→ The problem
Search the material below for the word "distance" and copy every line in which it occurs.

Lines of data
-=-=-

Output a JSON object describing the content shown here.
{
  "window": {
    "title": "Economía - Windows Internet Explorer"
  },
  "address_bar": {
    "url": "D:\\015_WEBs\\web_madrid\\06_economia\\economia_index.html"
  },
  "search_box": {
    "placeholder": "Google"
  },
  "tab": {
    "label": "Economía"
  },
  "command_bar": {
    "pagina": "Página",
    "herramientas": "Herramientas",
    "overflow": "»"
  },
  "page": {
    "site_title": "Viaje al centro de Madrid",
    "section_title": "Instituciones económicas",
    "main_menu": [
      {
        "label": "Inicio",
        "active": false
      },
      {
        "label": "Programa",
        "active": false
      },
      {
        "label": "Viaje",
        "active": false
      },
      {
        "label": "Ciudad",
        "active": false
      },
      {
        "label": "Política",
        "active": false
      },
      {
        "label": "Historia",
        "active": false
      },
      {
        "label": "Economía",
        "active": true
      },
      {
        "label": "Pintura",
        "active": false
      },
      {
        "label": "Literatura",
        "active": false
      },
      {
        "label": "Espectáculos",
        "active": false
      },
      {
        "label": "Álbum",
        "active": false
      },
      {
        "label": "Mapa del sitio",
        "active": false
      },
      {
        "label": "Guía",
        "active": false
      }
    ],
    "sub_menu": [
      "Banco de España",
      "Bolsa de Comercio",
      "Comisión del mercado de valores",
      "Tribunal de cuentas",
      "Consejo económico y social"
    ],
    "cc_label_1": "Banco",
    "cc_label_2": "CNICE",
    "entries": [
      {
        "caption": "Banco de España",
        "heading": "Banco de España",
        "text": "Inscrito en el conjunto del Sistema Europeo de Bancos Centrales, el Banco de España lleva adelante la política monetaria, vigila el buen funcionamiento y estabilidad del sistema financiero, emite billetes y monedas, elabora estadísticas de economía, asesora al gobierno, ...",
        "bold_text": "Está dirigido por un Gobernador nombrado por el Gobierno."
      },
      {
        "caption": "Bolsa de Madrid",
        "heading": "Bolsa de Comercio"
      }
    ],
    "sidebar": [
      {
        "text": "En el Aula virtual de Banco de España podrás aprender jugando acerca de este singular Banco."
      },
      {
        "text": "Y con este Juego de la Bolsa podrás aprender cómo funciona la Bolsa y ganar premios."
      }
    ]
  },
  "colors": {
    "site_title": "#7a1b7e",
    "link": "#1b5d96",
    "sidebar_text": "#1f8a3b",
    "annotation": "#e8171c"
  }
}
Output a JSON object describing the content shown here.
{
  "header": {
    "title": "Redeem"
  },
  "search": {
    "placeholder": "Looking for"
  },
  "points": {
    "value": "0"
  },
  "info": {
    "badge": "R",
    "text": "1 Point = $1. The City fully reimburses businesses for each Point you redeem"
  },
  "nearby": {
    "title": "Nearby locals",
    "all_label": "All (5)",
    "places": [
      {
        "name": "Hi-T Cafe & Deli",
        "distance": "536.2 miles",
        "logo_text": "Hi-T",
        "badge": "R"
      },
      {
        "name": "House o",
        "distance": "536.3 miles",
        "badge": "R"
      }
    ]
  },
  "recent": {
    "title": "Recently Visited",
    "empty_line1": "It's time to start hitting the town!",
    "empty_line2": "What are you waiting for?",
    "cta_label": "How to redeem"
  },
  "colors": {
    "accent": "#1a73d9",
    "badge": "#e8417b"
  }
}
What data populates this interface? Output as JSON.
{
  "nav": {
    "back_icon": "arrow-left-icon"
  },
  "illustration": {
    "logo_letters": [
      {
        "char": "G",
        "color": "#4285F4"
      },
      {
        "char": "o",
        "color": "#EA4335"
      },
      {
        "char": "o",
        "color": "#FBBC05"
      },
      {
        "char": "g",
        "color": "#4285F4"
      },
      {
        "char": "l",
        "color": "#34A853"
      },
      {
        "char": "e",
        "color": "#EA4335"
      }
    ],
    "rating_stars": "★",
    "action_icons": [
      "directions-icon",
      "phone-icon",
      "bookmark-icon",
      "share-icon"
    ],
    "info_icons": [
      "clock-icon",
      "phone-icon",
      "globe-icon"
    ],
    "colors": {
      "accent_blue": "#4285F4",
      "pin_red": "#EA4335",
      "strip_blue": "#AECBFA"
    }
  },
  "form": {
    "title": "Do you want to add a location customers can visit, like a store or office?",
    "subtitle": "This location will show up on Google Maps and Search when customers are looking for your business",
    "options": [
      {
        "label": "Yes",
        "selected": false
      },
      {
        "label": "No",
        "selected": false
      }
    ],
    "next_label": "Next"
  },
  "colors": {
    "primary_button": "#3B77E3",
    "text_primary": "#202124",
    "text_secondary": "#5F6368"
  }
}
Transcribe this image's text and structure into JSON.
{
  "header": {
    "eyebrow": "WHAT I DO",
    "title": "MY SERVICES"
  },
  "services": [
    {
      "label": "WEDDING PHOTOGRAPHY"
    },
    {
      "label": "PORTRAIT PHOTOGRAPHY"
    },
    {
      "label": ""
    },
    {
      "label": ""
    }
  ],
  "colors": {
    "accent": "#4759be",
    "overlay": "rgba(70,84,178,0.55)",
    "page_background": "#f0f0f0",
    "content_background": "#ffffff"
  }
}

-=-=-

→ Response
        "distance": "536.2 miles",
        "distance": "536.3 miles",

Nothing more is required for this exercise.